Data entries:
+ + + + + + +

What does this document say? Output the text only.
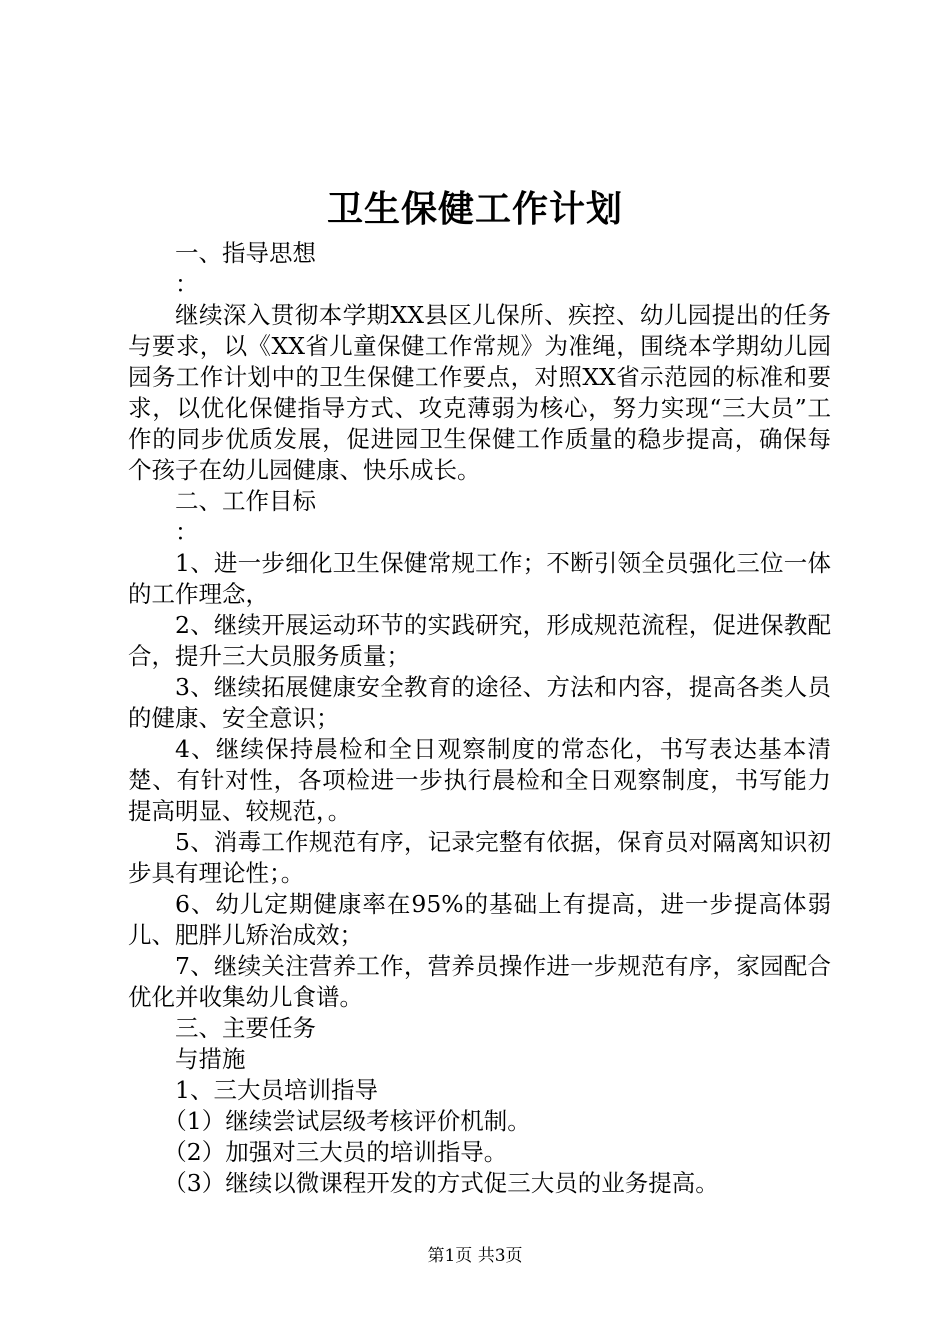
卫生保健工作计划

一、指导思想

：

继续深入贯彻本学期XX县区儿保所、疾控、幼儿园提出的任务与要求，以《XX省儿童保健工作常规》为准绳，围绕本学期幼儿园园务工作计划中的卫生保健工作要点，对照XX省示范园的标准和要求，以优化保健指导方式、攻克薄弱为核心，努力实现“三大员”工作的同步优质发展，促进园卫生保健工作质量的稳步提高，确保每个孩子在幼儿园健康、快乐成长。

二、工作目标

：

1、进一步细化卫生保健常规工作；不断引领全员强化三位一体的工作理念，

2、继续开展运动环节的实践研究，形成规范流程，促进保教配合，提升三大员服务质量；

3、继续拓展健康安全教育的途径、方法和内容，提高各类人员的健康、安全意识；

4、继续保持晨检和全日观察制度的常态化，书写表达基本清楚、有针对性，各项检进一步执行晨检和全日观察制度，书写能力提高明显、较规范，。

5、消毒工作规范有序，记录完整有依据，保育员对隔离知识初步具有理论性；。

6、幼儿定期健康率在95%的基础上有提高，进一步提高体弱儿、肥胖儿矫治成效；

7、继续关注营养工作，营养员操作进一步规范有序，家园配合优化并收集幼儿食谱。

三、主要任务

与措施

1、三大员培训指导

（1）继续尝试层级考核评价机制。

（2）加强对三大员的培训指导。

（3）继续以微课程开发的方式促三大员的业务提高。

第1页 共3页
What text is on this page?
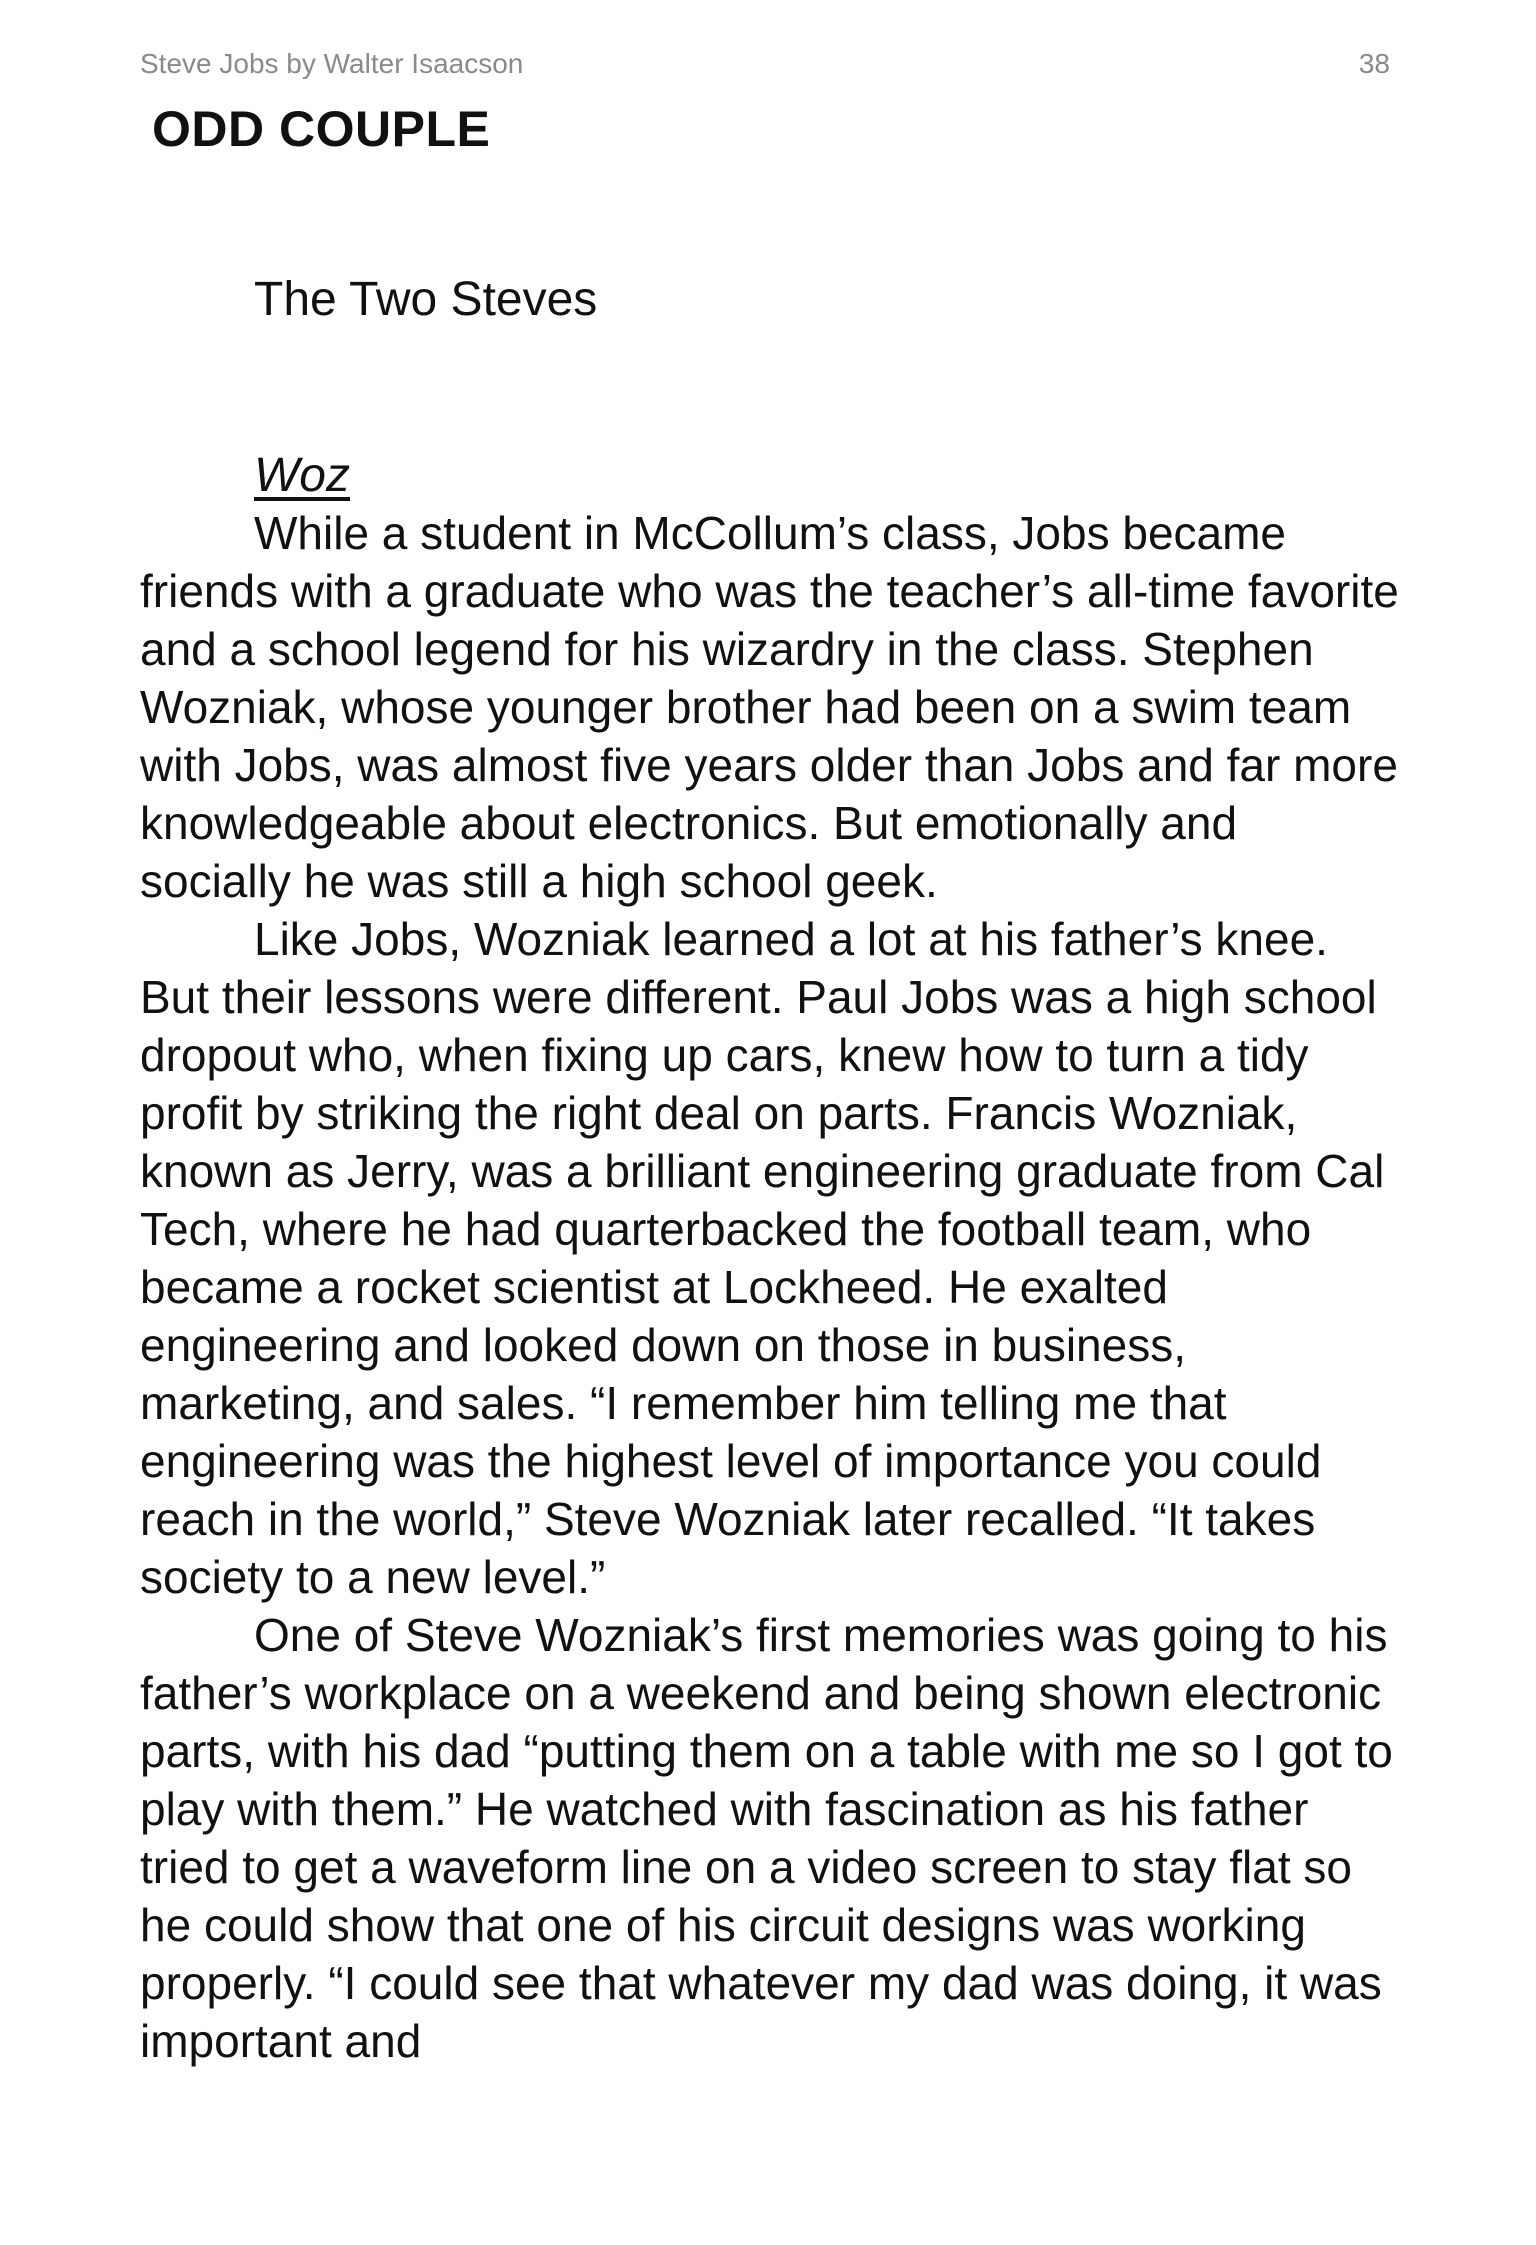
Steve Jobs by Walter Isaacson	38
ODD COUPLE
The Two Steves
Woz

While a student in McCollum’s class, Jobs became friends with a graduate who was the teacher’s all-time favorite and a school legend for his wizardry in the class. Stephen Wozniak, whose younger brother had been on a swim team with Jobs, was almost five years older than Jobs and far more knowledgeable about electronics. But emotionally and socially he was still a high school geek.

Like Jobs, Wozniak learned a lot at his father’s knee. But their lessons were different. Paul Jobs was a high school dropout who, when fixing up cars, knew how to turn a tidy profit by striking the right deal on parts. Francis Wozniak, known as Jerry, was a brilliant engineering graduate from Cal Tech, where he had quarterbacked the football team, who became a rocket scientist at Lockheed. He exalted engineering and looked down on those in business, marketing, and sales. “I remember him telling me that engineering was the highest level of importance you could reach in the world,” Steve Wozniak later recalled. “It takes society to a new level.”

One of Steve Wozniak’s first memories was going to his father’s workplace on a weekend and being shown electronic parts, with his dad “putting them on a table with me so I got to play with them.” He watched with fascination as his father tried to get a waveform line on a video screen to stay flat so he could show that one of his circuit designs was working properly. “I could see that whatever my dad was doing, it was important and
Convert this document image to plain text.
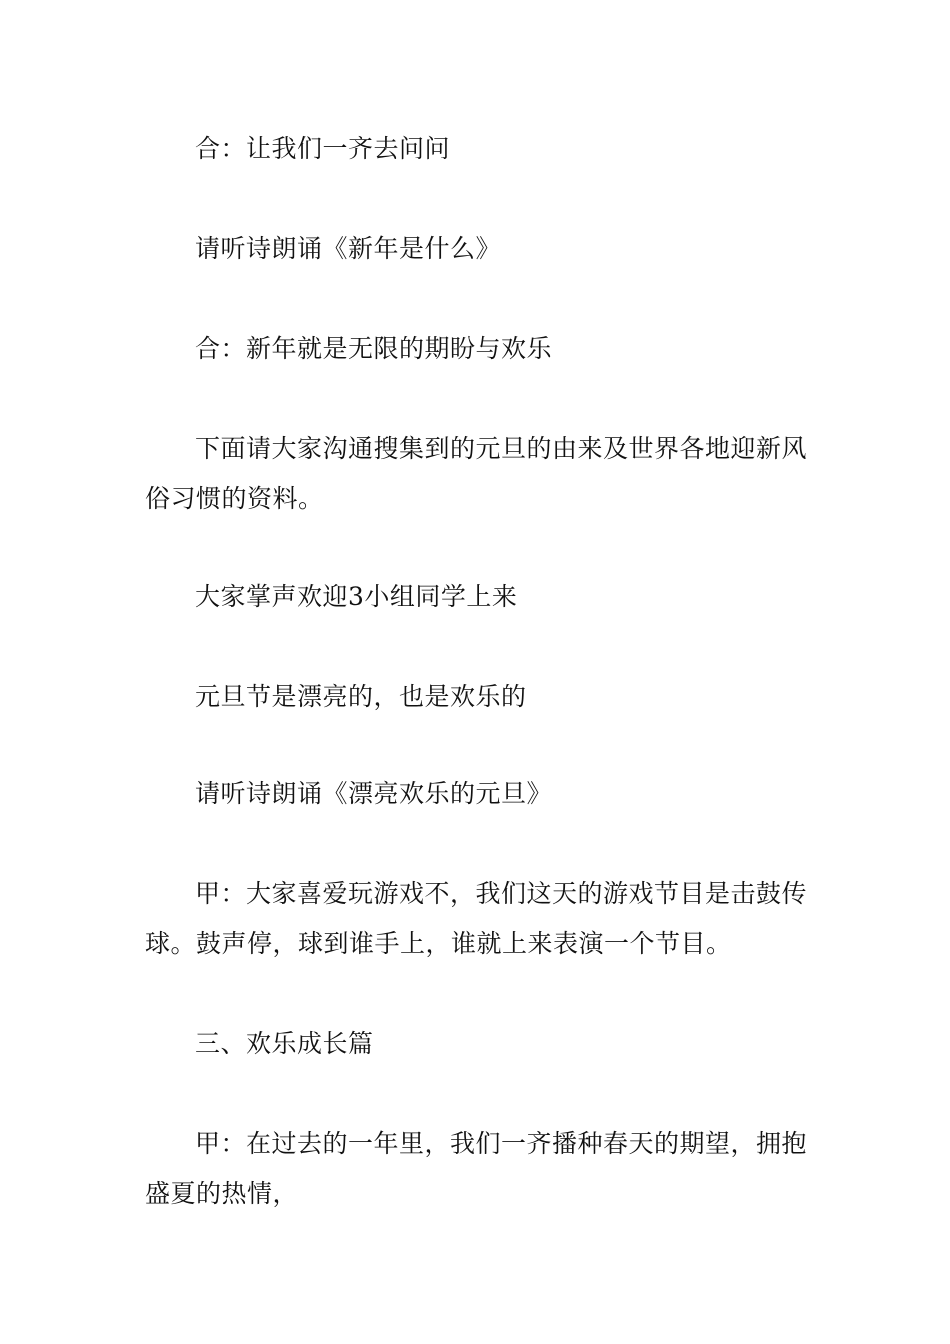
合：让我们一齐去问问

请听诗朗诵《新年是什么》

合：新年就是无限的期盼与欢乐

下面请大家沟通搜集到的元旦的由来及世界各地迎新风俗习惯的资料。

大家掌声欢迎3小组同学上来

元旦节是漂亮的，也是欢乐的

请听诗朗诵《漂亮欢乐的元旦》

甲：大家喜爱玩游戏不，我们这天的游戏节目是击鼓传球。鼓声停，球到谁手上，谁就上来表演一个节目。

三、欢乐成长篇

甲：在过去的一年里，我们一齐播种春天的期望，拥抱盛夏的热情，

+ + + + + + +

STATED PROBLEM >> Transcribe all the records above word for word, without their images.

EXERCISE OUTPUT >>
What does this document say? Output the text only.
卫生保健工作计划

一、指导思想

：

继续深入贯彻本学期XX县区儿保所、疾控、幼儿园提出的任务与要求，以《XX省儿童保健工作常规》为准绳，围绕本学期幼儿园园务工作计划中的卫生保健工作要点，对照XX省示范园的标准和要求，以优化保健指导方式、攻克薄弱为核心，努力实现“三大员”工作的同步优质发展，促进园卫生保健工作质量的稳步提高，确保每个孩子在幼儿园健康、快乐成长。

二、工作目标

：

1、进一步细化卫生保健常规工作；不断引领全员强化三位一体的工作理念，

2、继续开展运动环节的实践研究，形成规范流程，促进保教配合，提升三大员服务质量；

3、继续拓展健康安全教育的途径、方法和内容，提高各类人员的健康、安全意识；

4、继续保持晨检和全日观察制度的常态化，书写表达基本清楚、有针对性，各项检进一步执行晨检和全日观察制度，书写能力提高明显、较规范，。

5、消毒工作规范有序，记录完整有依据，保育员对隔离知识初步具有理论性；。

6、幼儿定期健康率在95%的基础上有提高，进一步提高体弱儿、肥胖儿矫治成效；

7、继续关注营养工作，营养员操作进一步规范有序，家园配合优化并收集幼儿食谱。

三、主要任务

与措施

1、三大员培训指导

（1）继续尝试层级考核评价机制。

（2）加强对三大员的培训指导。

（3）继续以微课程开发的方式促三大员的业务提高。

第1页 共3页
What text is on this page?
Steve Jobs by Walter Isaacson	38
ODD COUPLE
The Two Steves
Woz

While a student in McCollum’s class, Jobs became friends with a graduate who was the teacher’s all-time favorite and a school legend for his wizardry in the class. Stephen Wozniak, whose younger brother had been on a swim team with Jobs, was almost five years older than Jobs and far more knowledgeable about electronics. But emotionally and socially he was still a high school geek.

Like Jobs, Wozniak learned a lot at his father’s knee. But their lessons were different. Paul Jobs was a high school dropout who, when fixing up cars, knew how to turn a tidy profit by striking the right deal on parts. Francis Wozniak, known as Jerry, was a brilliant engineering graduate from Cal Tech, where he had quarterbacked the football team, who became a rocket scientist at Lockheed. He exalted engineering and looked down on those in business, marketing, and sales. “I remember him telling me that engineering was the highest level of importance you could reach in the world,” Steve Wozniak later recalled. “It takes society to a new level.”

One of Steve Wozniak’s first memories was going to his father’s workplace on a weekend and being shown electronic parts, with his dad “putting them on a table with me so I got to play with them.” He watched with fascination as his father tried to get a waveform line on a video screen to stay flat so he could show that one of his circuit designs was working properly. “I could see that whatever my dad was doing, it was important and
Convert this document image to plain text.
合：让我们一齐去问问

请听诗朗诵《新年是什么》

合：新年就是无限的期盼与欢乐

下面请大家沟通搜集到的元旦的由来及世界各地迎新风俗习惯的资料。

大家掌声欢迎3小组同学上来

元旦节是漂亮的，也是欢乐的

请听诗朗诵《漂亮欢乐的元旦》

甲：大家喜爱玩游戏不，我们这天的游戏节目是击鼓传球。鼓声停，球到谁手上，谁就上来表演一个节目。

三、欢乐成长篇

甲：在过去的一年里，我们一齐播种春天的期望，拥抱盛夏的热情，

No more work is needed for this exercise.